▸ Record set:
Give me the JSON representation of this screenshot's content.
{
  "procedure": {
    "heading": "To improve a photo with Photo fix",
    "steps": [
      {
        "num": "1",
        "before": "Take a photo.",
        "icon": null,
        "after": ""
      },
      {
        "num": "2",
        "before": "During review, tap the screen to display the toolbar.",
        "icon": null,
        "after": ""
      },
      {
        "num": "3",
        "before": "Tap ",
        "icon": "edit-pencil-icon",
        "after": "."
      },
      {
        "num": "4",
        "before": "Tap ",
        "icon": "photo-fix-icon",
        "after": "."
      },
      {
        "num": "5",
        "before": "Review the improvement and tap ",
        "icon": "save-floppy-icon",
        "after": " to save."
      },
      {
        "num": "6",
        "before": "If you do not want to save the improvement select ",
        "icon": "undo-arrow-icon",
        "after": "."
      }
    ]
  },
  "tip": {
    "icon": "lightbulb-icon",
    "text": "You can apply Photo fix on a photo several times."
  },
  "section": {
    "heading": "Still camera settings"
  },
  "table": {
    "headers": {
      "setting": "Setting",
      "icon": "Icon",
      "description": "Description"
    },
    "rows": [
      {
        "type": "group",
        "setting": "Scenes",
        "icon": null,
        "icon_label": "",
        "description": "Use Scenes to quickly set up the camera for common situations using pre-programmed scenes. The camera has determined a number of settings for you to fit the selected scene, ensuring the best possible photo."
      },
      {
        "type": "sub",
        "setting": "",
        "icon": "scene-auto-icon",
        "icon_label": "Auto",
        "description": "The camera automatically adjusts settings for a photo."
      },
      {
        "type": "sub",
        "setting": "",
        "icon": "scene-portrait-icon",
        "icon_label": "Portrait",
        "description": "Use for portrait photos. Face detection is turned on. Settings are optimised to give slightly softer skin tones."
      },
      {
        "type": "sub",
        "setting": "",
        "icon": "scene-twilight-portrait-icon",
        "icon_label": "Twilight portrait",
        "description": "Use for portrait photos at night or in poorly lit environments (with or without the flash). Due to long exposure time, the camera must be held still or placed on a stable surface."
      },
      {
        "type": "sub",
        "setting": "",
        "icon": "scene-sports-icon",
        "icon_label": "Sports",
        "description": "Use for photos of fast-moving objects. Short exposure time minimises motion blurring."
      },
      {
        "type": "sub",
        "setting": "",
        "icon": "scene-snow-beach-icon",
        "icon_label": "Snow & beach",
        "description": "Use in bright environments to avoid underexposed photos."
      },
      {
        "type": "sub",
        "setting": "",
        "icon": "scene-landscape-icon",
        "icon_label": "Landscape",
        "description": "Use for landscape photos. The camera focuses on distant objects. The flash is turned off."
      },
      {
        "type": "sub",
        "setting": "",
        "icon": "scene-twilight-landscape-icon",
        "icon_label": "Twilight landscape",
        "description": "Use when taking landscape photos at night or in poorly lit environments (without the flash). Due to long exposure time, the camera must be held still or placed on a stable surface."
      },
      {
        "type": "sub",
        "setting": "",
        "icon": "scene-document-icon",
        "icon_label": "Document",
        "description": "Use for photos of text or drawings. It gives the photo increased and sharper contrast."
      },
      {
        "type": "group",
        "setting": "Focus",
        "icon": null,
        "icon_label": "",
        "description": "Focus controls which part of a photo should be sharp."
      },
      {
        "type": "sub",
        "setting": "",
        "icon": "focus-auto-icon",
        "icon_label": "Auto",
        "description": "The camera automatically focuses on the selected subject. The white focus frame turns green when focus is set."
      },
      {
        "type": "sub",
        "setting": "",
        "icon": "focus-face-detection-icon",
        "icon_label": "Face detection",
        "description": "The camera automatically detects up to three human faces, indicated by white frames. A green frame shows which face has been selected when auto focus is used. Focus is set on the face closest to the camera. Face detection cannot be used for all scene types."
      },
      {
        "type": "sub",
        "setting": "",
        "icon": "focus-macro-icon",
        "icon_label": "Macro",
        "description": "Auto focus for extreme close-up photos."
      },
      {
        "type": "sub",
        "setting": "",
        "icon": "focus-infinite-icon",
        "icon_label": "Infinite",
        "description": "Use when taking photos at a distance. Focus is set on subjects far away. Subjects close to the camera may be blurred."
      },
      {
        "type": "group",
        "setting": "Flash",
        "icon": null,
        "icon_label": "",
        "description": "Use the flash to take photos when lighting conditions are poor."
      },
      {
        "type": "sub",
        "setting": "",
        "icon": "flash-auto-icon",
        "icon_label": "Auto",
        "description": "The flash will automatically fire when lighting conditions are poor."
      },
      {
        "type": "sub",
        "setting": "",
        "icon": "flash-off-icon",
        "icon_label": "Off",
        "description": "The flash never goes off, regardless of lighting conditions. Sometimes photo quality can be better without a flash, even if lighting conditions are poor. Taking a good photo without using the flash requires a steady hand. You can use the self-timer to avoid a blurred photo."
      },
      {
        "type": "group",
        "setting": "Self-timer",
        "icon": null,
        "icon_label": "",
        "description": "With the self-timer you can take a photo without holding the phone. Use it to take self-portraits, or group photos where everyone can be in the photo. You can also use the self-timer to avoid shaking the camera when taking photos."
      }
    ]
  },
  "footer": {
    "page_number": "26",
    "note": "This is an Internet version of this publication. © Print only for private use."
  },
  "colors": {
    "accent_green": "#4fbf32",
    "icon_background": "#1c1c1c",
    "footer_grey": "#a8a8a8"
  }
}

▸ Work instructions:
Transcribe the whole listing with nothing added or left out.

▸ Correct result:
Give me the JSON representation of this screenshot's content.
{
  "procedure": {
    "heading": "To improve a photo with Photo fix",
    "steps": [
      {
        "num": "1",
        "before": "Take a photo.",
        "icon": null,
        "after": ""
      },
      {
        "num": "2",
        "before": "During review, tap the screen to display the toolbar.",
        "icon": null,
        "after": ""
      },
      {
        "num": "3",
        "before": "Tap ",
        "icon": "edit-pencil-icon",
        "after": "."
      },
      {
        "num": "4",
        "before": "Tap ",
        "icon": "photo-fix-icon",
        "after": "."
      },
      {
        "num": "5",
        "before": "Review the improvement and tap ",
        "icon": "save-floppy-icon",
        "after": " to save."
      },
      {
        "num": "6",
        "before": "If you do not want to save the improvement select ",
        "icon": "undo-arrow-icon",
        "after": "."
      }
    ]
  },
  "tip": {
    "icon": "lightbulb-icon",
    "text": "You can apply Photo fix on a photo several times."
  },
  "section": {
    "heading": "Still camera settings"
  },
  "table": {
    "headers": {
      "setting": "Setting",
      "icon": "Icon",
      "description": "Description"
    },
    "rows": [
      {
        "type": "group",
        "setting": "Scenes",
        "icon": null,
        "icon_label": "",
        "description": "Use Scenes to quickly set up the camera for common situations using pre-programmed scenes. The camera has determined a number of settings for you to fit the selected scene, ensuring the best possible photo."
      },
      {
        "type": "sub",
        "setting": "",
        "icon": "scene-auto-icon",
        "icon_label": "Auto",
        "description": "The camera automatically adjusts settings for a photo."
      },
      {
        "type": "sub",
        "setting": "",
        "icon": "scene-portrait-icon",
        "icon_label": "Portrait",
        "description": "Use for portrait photos. Face detection is turned on. Settings are optimised to give slightly softer skin tones."
      },
      {
        "type": "sub",
        "setting": "",
        "icon": "scene-twilight-portrait-icon",
        "icon_label": "Twilight portrait",
        "description": "Use for portrait photos at night or in poorly lit environments (with or without the flash). Due to long exposure time, the camera must be held still or placed on a stable surface."
      },
      {
        "type": "sub",
        "setting": "",
        "icon": "scene-sports-icon",
        "icon_label": "Sports",
        "description": "Use for photos of fast-moving objects. Short exposure time minimises motion blurring."
      },
      {
        "type": "sub",
        "setting": "",
        "icon": "scene-snow-beach-icon",
        "icon_label": "Snow & beach",
        "description": "Use in bright environments to avoid underexposed photos."
      },
      {
        "type": "sub",
        "setting": "",
        "icon": "scene-landscape-icon",
        "icon_label": "Landscape",
        "description": "Use for landscape photos. The camera focuses on distant objects. The flash is turned off."
      },
      {
        "type": "sub",
        "setting": "",
        "icon": "scene-twilight-landscape-icon",
        "icon_label": "Twilight landscape",
        "description": "Use when taking landscape photos at night or in poorly lit environments (without the flash). Due to long exposure time, the camera must be held still or placed on a stable surface."
      },
      {
        "type": "sub",
        "setting": "",
        "icon": "scene-document-icon",
        "icon_label": "Document",
        "description": "Use for photos of text or drawings. It gives the photo increased and sharper contrast."
      },
      {
        "type": "group",
        "setting": "Focus",
        "icon": null,
        "icon_label": "",
        "description": "Focus controls which part of a photo should be sharp."
      },
      {
        "type": "sub",
        "setting": "",
        "icon": "focus-auto-icon",
        "icon_label": "Auto",
        "description": "The camera automatically focuses on the selected subject. The white focus frame turns green when focus is set."
      },
      {
        "type": "sub",
        "setting": "",
        "icon": "focus-face-detection-icon",
        "icon_label": "Face detection",
        "description": "The camera automatically detects up to three human faces, indicated by white frames. A green frame shows which face has been selected when auto focus is used. Focus is set on the face closest to the camera. Face detection cannot be used for all scene types."
      },
      {
        "type": "sub",
        "setting": "",
        "icon": "focus-macro-icon",
        "icon_label": "Macro",
        "description": "Auto focus for extreme close-up photos."
      },
      {
        "type": "sub",
        "setting": "",
        "icon": "focus-infinite-icon",
        "icon_label": "Infinite",
        "description": "Use when taking photos at a distance. Focus is set on subjects far away. Subjects close to the camera may be blurred."
      },
      {
        "type": "group",
        "setting": "Flash",
        "icon": null,
        "icon_label": "",
        "description": "Use the flash to take photos when lighting conditions are poor."
      },
      {
        "type": "sub",
        "setting": "",
        "icon": "flash-auto-icon",
        "icon_label": "Auto",
        "description": "The flash will automatically fire when lighting conditions are poor."
      },
      {
        "type": "sub",
        "setting": "",
        "icon": "flash-off-icon",
        "icon_label": "Off",
        "description": "The flash never goes off, regardless of lighting conditions. Sometimes photo quality can be better without a flash, even if lighting conditions are poor. Taking a good photo without using the flash requires a steady hand. You can use the self-timer to avoid a blurred photo."
      },
      {
        "type": "group",
        "setting": "Self-timer",
        "icon": null,
        "icon_label": "",
        "description": "With the self-timer you can take a photo without holding the phone. Use it to take self-portraits, or group photos where everyone can be in the photo. You can also use the self-timer to avoid shaking the camera when taking photos."
      }
    ]
  },
  "footer": {
    "page_number": "26",
    "note": "This is an Internet version of this publication. © Print only for private use."
  },
  "colors": {
    "accent_green": "#4fbf32",
    "icon_background": "#1c1c1c",
    "footer_grey": "#a8a8a8"
  }
}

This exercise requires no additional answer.